What you have to do:
Copy out each of the entries below word for word, leaving out the pictures.

Material provided:
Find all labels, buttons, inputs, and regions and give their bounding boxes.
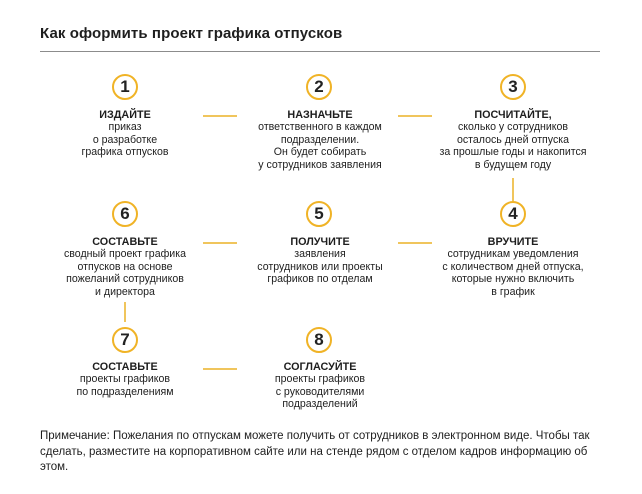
step-5 bbox=[236, 236, 404, 286]
step-6-title: СОСТАВЬТЕ bbox=[92, 236, 158, 248]
step-8-description: проекты графиков с руководителями подразделений bbox=[274, 373, 366, 411]
connector-6-7 bbox=[124, 302, 126, 322]
step-6-description: сводный проект графика отпусков на основе пожеланий сотрудников и директора bbox=[64, 248, 186, 298]
step-8-number: 8 bbox=[306, 327, 332, 353]
connector-1-2 bbox=[203, 115, 237, 117]
step-8-title: СОГЛАСУЙТЕ bbox=[283, 361, 357, 373]
step-7-description: проекты графиков по подразделениям bbox=[76, 373, 174, 398]
page-title: Как оформить проект графика отпусков bbox=[40, 25, 343, 42]
connector-3-4 bbox=[512, 178, 514, 201]
step-4-title: ВРУЧИТЕ bbox=[487, 236, 539, 248]
step-4-description: сотрудникам уведомления с количеством дней отпуска, которые нужно включить в график bbox=[442, 248, 584, 298]
connector-5-6 bbox=[203, 242, 237, 244]
step-1-title: ИЗДАЙТЕ bbox=[99, 109, 151, 121]
step-4-number: 4 bbox=[500, 201, 526, 227]
step-2-title: НАЗНАЧЬТЕ bbox=[287, 109, 353, 121]
step-5-number: 5 bbox=[306, 201, 332, 227]
step-3-title: ПОСЧИТАЙТЕ, bbox=[474, 109, 552, 121]
step-7-title: СОСТАВЬТЕ bbox=[92, 361, 158, 373]
step-7 bbox=[45, 361, 205, 398]
title-divider bbox=[40, 51, 600, 52]
step-8 bbox=[236, 361, 404, 411]
step-5-description: заявления сотрудников или проекты графиков по отделам bbox=[257, 248, 383, 286]
step-1 bbox=[45, 109, 205, 159]
step-3 bbox=[420, 109, 606, 171]
step-2 bbox=[234, 109, 406, 171]
footnote: Примечание: Пожелания по отпускам можете получить от сотрудников в электронном виде. Чтобы так сделать, разместите на корпоративном сайте или на стенде рядом с отделом кадров информацию об этом. bbox=[40, 430, 590, 474]
step-1-description: приказ о разработке графика отпусков bbox=[81, 121, 169, 159]
step-6-number: 6 bbox=[112, 201, 138, 227]
step-3-description: сколько у сотрудников осталось дней отпуска за прошлые годы и накопится в будущем году bbox=[439, 121, 587, 171]
step-6 bbox=[45, 236, 205, 298]
step-4 bbox=[422, 236, 604, 298]
connector-7-8 bbox=[203, 368, 237, 370]
step-2-number: 2 bbox=[306, 74, 332, 100]
step-3-number: 3 bbox=[500, 74, 526, 100]
step-1-number: 1 bbox=[112, 74, 138, 100]
step-7-number: 7 bbox=[112, 327, 138, 353]
step-2-description: ответственного в каждом подразделении. Он будет собирать у сотрудников заявления bbox=[258, 121, 382, 171]
step-5-title: ПОЛУЧИТЕ bbox=[290, 236, 350, 248]
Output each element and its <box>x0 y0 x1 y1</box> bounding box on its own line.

Task result:
Find all labels, buttons, inputs, and regions and give their bounding boxes.
step-5 bbox=[236, 236, 404, 286]
step-6-title: СОСТАВЬТЕ bbox=[92, 236, 158, 248]
step-8-description: проекты графиков с руководителями подразделений bbox=[274, 373, 366, 411]
connector-6-7 bbox=[124, 302, 126, 322]
step-6-description: сводный проект графика отпусков на основе пожеланий сотрудников и директора bbox=[64, 248, 186, 298]
step-8-number: 8 bbox=[306, 327, 332, 353]
connector-1-2 bbox=[203, 115, 237, 117]
step-8-title: СОГЛАСУЙТЕ bbox=[283, 361, 357, 373]
step-7-description: проекты графиков по подразделениям bbox=[76, 373, 174, 398]
page-title: Как оформить проект графика отпусков bbox=[40, 25, 343, 42]
connector-3-4 bbox=[512, 178, 514, 201]
step-4-title: ВРУЧИТЕ bbox=[487, 236, 539, 248]
step-4-description: сотрудникам уведомления с количеством дней отпуска, которые нужно включить в график bbox=[442, 248, 584, 298]
connector-5-6 bbox=[203, 242, 237, 244]
step-1-title: ИЗДАЙТЕ bbox=[99, 109, 151, 121]
step-4-number: 4 bbox=[500, 201, 526, 227]
step-2-title: НАЗНАЧЬТЕ bbox=[287, 109, 353, 121]
step-5-number: 5 bbox=[306, 201, 332, 227]
step-3-title: ПОСЧИТАЙТЕ, bbox=[474, 109, 552, 121]
step-7-title: СОСТАВЬТЕ bbox=[92, 361, 158, 373]
step-7 bbox=[45, 361, 205, 398]
title-divider bbox=[40, 51, 600, 52]
step-8 bbox=[236, 361, 404, 411]
step-5-description: заявления сотрудников или проекты графиков по отделам bbox=[257, 248, 383, 286]
step-1 bbox=[45, 109, 205, 159]
step-3 bbox=[420, 109, 606, 171]
step-2 bbox=[234, 109, 406, 171]
footnote: Примечание: Пожелания по отпускам можете получить от сотрудников в электронном виде. Чтобы так сделать, разместите на корпоративном сайте или на стенде рядом с отделом кадров информацию об этом. bbox=[40, 430, 590, 474]
step-1-description: приказ о разработке графика отпусков bbox=[81, 121, 169, 159]
step-6-number: 6 bbox=[112, 201, 138, 227]
step-3-description: сколько у сотрудников осталось дней отпуска за прошлые годы и накопится в будущем году bbox=[439, 121, 587, 171]
step-6 bbox=[45, 236, 205, 298]
step-4 bbox=[422, 236, 604, 298]
connector-7-8 bbox=[203, 368, 237, 370]
step-2-number: 2 bbox=[306, 74, 332, 100]
step-3-number: 3 bbox=[500, 74, 526, 100]
step-1-number: 1 bbox=[112, 74, 138, 100]
step-7-number: 7 bbox=[112, 327, 138, 353]
step-2-description: ответственного в каждом подразделении. Он будет собирать у сотрудников заявления bbox=[258, 121, 382, 171]
step-5-title: ПОЛУЧИТЕ bbox=[290, 236, 350, 248]
Output each element and its <box>x0 y0 x1 y1</box> bounding box on its own line.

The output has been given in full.